▶ **What this task involves**: Every record must appear in your copy exactly as written, with no pictures.

(Figure dataset records)
------------------------
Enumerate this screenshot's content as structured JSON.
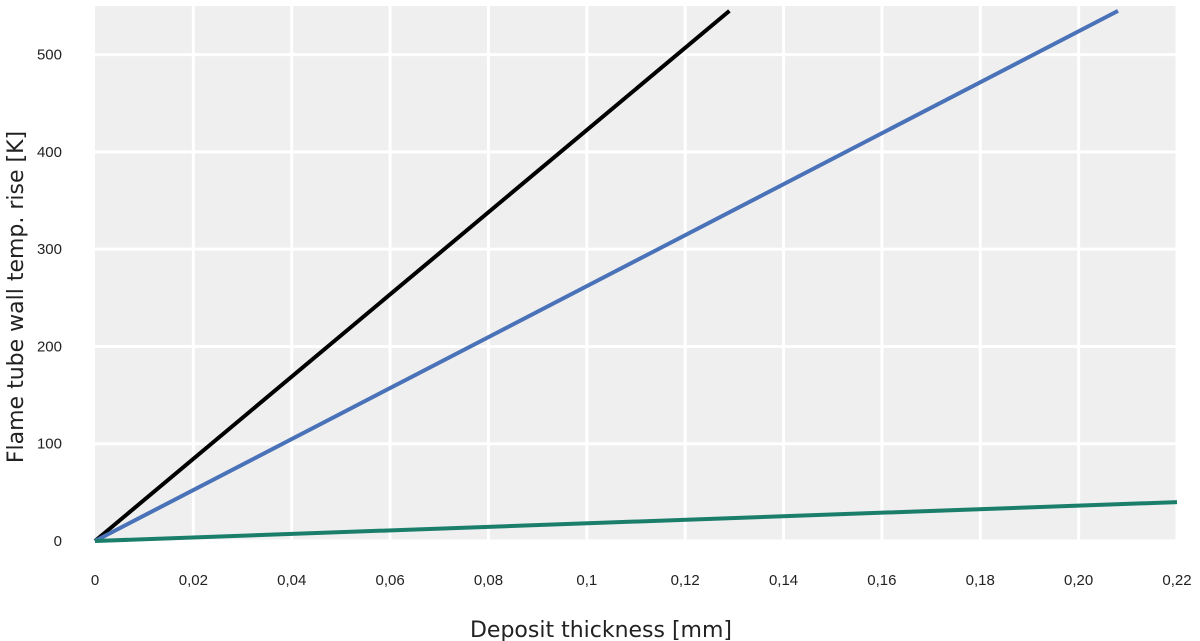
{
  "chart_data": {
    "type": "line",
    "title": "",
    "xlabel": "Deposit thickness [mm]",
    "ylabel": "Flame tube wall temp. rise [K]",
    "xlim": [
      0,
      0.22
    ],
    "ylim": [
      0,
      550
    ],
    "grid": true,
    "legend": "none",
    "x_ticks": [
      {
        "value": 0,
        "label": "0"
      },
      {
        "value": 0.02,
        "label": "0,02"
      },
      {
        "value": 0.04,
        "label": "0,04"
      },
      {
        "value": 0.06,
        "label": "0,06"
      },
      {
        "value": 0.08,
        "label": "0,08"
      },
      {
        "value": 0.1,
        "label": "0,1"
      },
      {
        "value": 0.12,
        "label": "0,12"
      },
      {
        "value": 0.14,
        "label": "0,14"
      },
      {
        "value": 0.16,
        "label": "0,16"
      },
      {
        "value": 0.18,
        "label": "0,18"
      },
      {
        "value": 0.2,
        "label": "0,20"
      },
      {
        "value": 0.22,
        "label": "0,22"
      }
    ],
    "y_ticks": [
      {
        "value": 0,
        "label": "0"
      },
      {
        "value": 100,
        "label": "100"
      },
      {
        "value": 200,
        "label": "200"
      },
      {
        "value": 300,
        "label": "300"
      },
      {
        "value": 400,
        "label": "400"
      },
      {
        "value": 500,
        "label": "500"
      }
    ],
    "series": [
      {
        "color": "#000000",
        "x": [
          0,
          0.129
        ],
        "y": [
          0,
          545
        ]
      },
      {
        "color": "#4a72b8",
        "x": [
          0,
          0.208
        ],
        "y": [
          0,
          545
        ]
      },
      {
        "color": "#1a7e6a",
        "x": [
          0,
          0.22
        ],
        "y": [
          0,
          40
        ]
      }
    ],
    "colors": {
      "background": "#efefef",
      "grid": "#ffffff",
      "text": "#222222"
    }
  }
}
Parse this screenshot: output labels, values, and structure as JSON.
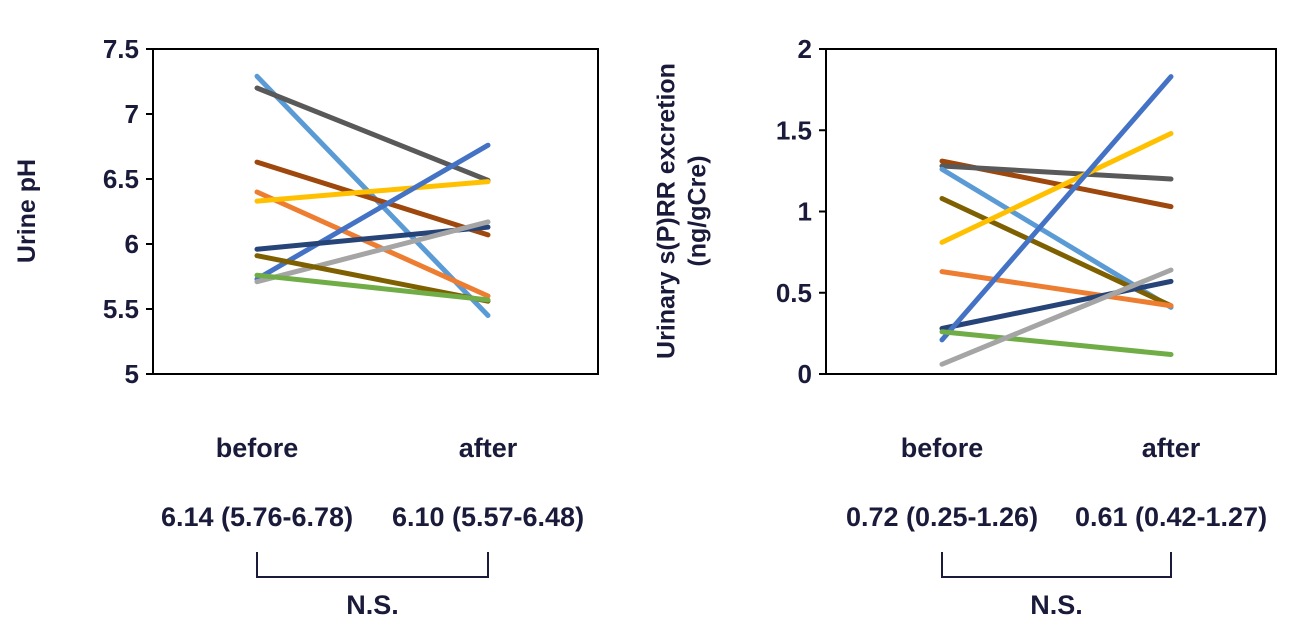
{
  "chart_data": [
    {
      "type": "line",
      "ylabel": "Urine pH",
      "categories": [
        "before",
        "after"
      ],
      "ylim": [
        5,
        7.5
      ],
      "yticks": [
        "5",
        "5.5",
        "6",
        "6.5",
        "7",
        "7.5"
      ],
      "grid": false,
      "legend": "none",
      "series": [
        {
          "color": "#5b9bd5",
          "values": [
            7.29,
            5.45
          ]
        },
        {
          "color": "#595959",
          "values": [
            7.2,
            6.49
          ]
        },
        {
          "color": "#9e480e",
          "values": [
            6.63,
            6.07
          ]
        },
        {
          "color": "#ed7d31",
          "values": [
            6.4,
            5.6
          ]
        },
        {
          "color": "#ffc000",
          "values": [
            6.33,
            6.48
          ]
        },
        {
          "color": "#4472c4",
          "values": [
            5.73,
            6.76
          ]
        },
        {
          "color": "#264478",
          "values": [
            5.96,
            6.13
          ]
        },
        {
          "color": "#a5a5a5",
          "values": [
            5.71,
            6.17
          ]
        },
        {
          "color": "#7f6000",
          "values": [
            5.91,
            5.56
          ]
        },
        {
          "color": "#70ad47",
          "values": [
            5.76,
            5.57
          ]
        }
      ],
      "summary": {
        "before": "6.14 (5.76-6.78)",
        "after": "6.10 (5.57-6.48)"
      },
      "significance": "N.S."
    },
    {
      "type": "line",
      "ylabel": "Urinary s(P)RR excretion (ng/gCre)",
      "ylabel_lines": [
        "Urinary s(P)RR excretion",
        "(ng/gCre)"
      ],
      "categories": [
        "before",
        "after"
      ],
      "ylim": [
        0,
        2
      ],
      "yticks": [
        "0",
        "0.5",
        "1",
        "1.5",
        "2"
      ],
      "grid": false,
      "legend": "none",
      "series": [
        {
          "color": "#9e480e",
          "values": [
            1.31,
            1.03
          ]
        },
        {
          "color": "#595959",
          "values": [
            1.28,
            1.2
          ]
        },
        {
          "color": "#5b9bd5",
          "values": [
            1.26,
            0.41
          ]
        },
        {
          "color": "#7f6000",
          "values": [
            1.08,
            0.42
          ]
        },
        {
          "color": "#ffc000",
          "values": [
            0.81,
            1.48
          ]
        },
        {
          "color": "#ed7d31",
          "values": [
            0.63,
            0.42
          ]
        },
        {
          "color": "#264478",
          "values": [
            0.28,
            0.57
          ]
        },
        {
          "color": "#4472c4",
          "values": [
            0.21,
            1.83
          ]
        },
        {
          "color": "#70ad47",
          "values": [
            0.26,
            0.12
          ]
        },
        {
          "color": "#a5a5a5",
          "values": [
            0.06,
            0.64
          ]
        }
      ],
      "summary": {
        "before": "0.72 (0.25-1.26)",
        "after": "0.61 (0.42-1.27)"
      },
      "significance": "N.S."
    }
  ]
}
------------------------
▶ **Answer**:
Enumerate this screenshot's content as structured JSON.
{
  "chart_data": {
    "type": "line",
    "title": "",
    "xlabel": "Deposit thickness [mm]",
    "ylabel": "Flame tube wall temp. rise [K]",
    "xlim": [
      0,
      0.22
    ],
    "ylim": [
      0,
      550
    ],
    "grid": true,
    "legend": "none",
    "x_ticks": [
      {
        "value": 0,
        "label": "0"
      },
      {
        "value": 0.02,
        "label": "0,02"
      },
      {
        "value": 0.04,
        "label": "0,04"
      },
      {
        "value": 0.06,
        "label": "0,06"
      },
      {
        "value": 0.08,
        "label": "0,08"
      },
      {
        "value": 0.1,
        "label": "0,1"
      },
      {
        "value": 0.12,
        "label": "0,12"
      },
      {
        "value": 0.14,
        "label": "0,14"
      },
      {
        "value": 0.16,
        "label": "0,16"
      },
      {
        "value": 0.18,
        "label": "0,18"
      },
      {
        "value": 0.2,
        "label": "0,20"
      },
      {
        "value": 0.22,
        "label": "0,22"
      }
    ],
    "y_ticks": [
      {
        "value": 0,
        "label": "0"
      },
      {
        "value": 100,
        "label": "100"
      },
      {
        "value": 200,
        "label": "200"
      },
      {
        "value": 300,
        "label": "300"
      },
      {
        "value": 400,
        "label": "400"
      },
      {
        "value": 500,
        "label": "500"
      }
    ],
    "series": [
      {
        "color": "#000000",
        "x": [
          0,
          0.129
        ],
        "y": [
          0,
          545
        ]
      },
      {
        "color": "#4a72b8",
        "x": [
          0,
          0.208
        ],
        "y": [
          0,
          545
        ]
      },
      {
        "color": "#1a7e6a",
        "x": [
          0,
          0.22
        ],
        "y": [
          0,
          40
        ]
      }
    ],
    "colors": {
      "background": "#efefef",
      "grid": "#ffffff",
      "text": "#222222"
    }
  }
}
Parse this screenshot: output labels, values, and structure as JSON.
{
  "chart_data": [
    {
      "type": "line",
      "ylabel": "Urine pH",
      "categories": [
        "before",
        "after"
      ],
      "ylim": [
        5,
        7.5
      ],
      "yticks": [
        "5",
        "5.5",
        "6",
        "6.5",
        "7",
        "7.5"
      ],
      "grid": false,
      "legend": "none",
      "series": [
        {
          "color": "#5b9bd5",
          "values": [
            7.29,
            5.45
          ]
        },
        {
          "color": "#595959",
          "values": [
            7.2,
            6.49
          ]
        },
        {
          "color": "#9e480e",
          "values": [
            6.63,
            6.07
          ]
        },
        {
          "color": "#ed7d31",
          "values": [
            6.4,
            5.6
          ]
        },
        {
          "color": "#ffc000",
          "values": [
            6.33,
            6.48
          ]
        },
        {
          "color": "#4472c4",
          "values": [
            5.73,
            6.76
          ]
        },
        {
          "color": "#264478",
          "values": [
            5.96,
            6.13
          ]
        },
        {
          "color": "#a5a5a5",
          "values": [
            5.71,
            6.17
          ]
        },
        {
          "color": "#7f6000",
          "values": [
            5.91,
            5.56
          ]
        },
        {
          "color": "#70ad47",
          "values": [
            5.76,
            5.57
          ]
        }
      ],
      "summary": {
        "before": "6.14 (5.76-6.78)",
        "after": "6.10 (5.57-6.48)"
      },
      "significance": "N.S."
    },
    {
      "type": "line",
      "ylabel": "Urinary s(P)RR excretion (ng/gCre)",
      "ylabel_lines": [
        "Urinary s(P)RR excretion",
        "(ng/gCre)"
      ],
      "categories": [
        "before",
        "after"
      ],
      "ylim": [
        0,
        2
      ],
      "yticks": [
        "0",
        "0.5",
        "1",
        "1.5",
        "2"
      ],
      "grid": false,
      "legend": "none",
      "series": [
        {
          "color": "#9e480e",
          "values": [
            1.31,
            1.03
          ]
        },
        {
          "color": "#595959",
          "values": [
            1.28,
            1.2
          ]
        },
        {
          "color": "#5b9bd5",
          "values": [
            1.26,
            0.41
          ]
        },
        {
          "color": "#7f6000",
          "values": [
            1.08,
            0.42
          ]
        },
        {
          "color": "#ffc000",
          "values": [
            0.81,
            1.48
          ]
        },
        {
          "color": "#ed7d31",
          "values": [
            0.63,
            0.42
          ]
        },
        {
          "color": "#264478",
          "values": [
            0.28,
            0.57
          ]
        },
        {
          "color": "#4472c4",
          "values": [
            0.21,
            1.83
          ]
        },
        {
          "color": "#70ad47",
          "values": [
            0.26,
            0.12
          ]
        },
        {
          "color": "#a5a5a5",
          "values": [
            0.06,
            0.64
          ]
        }
      ],
      "summary": {
        "before": "0.72 (0.25-1.26)",
        "after": "0.61 (0.42-1.27)"
      },
      "significance": "N.S."
    }
  ]
}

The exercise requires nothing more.